◆ **Exercise brief**:
Track down the lines that contain "name" and copy them.

══ Supplied data

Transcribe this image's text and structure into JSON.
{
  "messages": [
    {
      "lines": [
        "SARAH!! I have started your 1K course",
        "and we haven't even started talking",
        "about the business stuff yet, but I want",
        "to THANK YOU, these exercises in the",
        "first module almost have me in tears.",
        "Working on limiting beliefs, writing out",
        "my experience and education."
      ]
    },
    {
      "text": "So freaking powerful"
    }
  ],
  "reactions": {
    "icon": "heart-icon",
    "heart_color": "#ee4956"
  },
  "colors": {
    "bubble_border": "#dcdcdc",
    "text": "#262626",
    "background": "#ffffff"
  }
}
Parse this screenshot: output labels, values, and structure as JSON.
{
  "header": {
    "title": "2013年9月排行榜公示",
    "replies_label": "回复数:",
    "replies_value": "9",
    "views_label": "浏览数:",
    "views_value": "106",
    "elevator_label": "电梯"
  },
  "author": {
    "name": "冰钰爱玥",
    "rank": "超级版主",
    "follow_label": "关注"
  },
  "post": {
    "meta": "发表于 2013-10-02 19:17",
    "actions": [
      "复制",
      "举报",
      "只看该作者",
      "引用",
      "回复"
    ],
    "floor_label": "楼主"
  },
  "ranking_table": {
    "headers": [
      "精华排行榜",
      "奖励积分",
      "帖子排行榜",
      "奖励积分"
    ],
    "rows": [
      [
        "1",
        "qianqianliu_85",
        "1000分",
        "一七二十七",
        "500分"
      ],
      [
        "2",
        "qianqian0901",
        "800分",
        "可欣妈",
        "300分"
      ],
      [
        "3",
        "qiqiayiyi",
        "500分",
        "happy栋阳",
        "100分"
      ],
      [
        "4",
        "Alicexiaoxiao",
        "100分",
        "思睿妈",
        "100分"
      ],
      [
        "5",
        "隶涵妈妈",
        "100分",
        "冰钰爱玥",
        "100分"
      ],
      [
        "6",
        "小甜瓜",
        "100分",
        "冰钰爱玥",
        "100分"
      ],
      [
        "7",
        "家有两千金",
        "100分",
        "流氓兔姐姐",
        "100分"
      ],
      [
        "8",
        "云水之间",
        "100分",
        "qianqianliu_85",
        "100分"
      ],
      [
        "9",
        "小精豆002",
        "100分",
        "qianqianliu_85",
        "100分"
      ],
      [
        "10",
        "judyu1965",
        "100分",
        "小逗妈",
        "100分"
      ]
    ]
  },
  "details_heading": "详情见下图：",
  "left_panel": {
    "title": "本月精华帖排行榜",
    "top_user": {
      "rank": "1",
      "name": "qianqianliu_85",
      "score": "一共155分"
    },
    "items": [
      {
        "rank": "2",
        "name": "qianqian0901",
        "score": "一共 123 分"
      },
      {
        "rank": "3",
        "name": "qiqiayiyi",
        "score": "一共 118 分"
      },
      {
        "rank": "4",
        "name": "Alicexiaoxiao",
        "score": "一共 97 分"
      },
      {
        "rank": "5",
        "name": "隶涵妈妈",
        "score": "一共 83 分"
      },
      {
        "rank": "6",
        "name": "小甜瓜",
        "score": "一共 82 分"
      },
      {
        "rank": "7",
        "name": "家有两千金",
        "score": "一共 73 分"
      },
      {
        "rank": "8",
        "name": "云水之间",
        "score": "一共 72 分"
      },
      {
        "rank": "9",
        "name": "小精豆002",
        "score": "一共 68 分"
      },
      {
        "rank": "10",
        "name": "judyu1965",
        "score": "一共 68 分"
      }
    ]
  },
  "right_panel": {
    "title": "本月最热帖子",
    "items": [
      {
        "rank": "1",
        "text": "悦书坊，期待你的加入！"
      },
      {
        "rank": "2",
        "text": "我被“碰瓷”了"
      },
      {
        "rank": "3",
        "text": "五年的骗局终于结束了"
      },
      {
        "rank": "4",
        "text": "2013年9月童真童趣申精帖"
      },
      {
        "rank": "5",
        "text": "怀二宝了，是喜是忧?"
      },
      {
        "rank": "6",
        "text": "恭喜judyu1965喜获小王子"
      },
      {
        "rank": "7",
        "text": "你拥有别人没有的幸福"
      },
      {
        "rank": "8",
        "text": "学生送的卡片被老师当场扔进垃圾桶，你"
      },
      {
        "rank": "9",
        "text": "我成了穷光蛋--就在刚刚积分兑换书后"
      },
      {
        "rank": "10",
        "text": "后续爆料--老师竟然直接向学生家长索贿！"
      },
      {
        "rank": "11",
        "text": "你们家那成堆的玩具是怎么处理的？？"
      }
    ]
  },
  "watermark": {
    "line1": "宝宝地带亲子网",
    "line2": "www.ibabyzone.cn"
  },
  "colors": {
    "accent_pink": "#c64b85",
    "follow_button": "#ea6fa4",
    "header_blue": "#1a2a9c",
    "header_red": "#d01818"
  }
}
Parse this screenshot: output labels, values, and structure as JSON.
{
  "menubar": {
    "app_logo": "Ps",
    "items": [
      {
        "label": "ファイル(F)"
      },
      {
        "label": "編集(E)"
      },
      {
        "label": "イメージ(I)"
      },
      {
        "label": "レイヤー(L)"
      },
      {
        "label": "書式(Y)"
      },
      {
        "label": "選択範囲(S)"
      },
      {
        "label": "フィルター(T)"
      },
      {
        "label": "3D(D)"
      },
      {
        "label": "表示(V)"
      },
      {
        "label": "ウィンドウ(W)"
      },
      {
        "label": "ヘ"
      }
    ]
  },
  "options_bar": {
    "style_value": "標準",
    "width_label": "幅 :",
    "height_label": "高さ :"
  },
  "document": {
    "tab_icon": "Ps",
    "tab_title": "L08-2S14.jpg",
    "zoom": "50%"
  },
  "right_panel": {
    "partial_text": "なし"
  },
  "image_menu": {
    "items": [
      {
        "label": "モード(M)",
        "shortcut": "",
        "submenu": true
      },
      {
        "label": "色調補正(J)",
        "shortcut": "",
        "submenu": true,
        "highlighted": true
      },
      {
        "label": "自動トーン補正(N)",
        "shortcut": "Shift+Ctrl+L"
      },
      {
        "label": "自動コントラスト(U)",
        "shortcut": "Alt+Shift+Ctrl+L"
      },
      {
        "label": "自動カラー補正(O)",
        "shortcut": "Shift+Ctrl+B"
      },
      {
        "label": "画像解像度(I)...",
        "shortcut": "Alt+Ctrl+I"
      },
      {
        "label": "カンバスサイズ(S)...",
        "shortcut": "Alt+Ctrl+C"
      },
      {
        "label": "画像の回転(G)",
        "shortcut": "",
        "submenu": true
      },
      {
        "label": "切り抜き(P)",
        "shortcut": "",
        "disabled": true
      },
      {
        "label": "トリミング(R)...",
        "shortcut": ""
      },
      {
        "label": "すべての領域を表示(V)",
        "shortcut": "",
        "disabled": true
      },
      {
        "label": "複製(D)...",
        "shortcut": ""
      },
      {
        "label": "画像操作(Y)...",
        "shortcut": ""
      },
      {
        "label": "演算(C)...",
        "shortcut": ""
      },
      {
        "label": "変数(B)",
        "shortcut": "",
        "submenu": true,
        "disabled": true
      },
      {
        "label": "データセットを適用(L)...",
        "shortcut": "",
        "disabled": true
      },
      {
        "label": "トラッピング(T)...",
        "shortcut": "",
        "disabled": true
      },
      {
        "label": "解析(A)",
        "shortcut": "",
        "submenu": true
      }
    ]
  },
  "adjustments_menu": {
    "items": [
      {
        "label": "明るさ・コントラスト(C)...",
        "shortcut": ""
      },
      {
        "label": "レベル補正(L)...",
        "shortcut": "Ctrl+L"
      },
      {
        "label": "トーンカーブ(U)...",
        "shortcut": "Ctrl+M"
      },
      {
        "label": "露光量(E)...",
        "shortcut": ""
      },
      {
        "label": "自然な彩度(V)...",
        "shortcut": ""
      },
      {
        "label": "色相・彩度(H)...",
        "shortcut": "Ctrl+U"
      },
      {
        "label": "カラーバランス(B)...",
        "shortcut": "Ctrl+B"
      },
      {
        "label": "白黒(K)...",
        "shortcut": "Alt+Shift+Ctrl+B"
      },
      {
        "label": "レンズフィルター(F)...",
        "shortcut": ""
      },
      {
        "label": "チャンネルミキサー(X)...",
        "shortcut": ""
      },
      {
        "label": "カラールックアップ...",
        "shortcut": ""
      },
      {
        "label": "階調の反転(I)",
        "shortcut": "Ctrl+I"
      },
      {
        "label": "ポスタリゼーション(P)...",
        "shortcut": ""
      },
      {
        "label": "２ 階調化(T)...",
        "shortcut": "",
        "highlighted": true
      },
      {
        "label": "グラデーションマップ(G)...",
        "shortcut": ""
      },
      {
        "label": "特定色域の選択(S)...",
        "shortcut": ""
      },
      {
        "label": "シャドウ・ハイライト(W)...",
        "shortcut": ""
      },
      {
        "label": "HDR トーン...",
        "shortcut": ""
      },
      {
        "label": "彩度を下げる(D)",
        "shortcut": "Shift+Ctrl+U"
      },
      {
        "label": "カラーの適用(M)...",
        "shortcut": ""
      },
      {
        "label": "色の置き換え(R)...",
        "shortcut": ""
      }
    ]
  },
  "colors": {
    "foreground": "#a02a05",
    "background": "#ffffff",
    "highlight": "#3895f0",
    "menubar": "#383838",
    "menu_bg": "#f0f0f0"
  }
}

════

◆ **Output**:
    "name": "冰钰爱玥",
      "name": "qianqianliu_85",
        "name": "qianqian0901",
        "name": "qiqiayiyi",
        "name": "Alicexiaoxiao",
        "name": "隶涵妈妈",
        "name": "小甜瓜",
        "name": "家有两千金",
        "name": "云水之间",
        "name": "小精豆002",
        "name": "judyu1965",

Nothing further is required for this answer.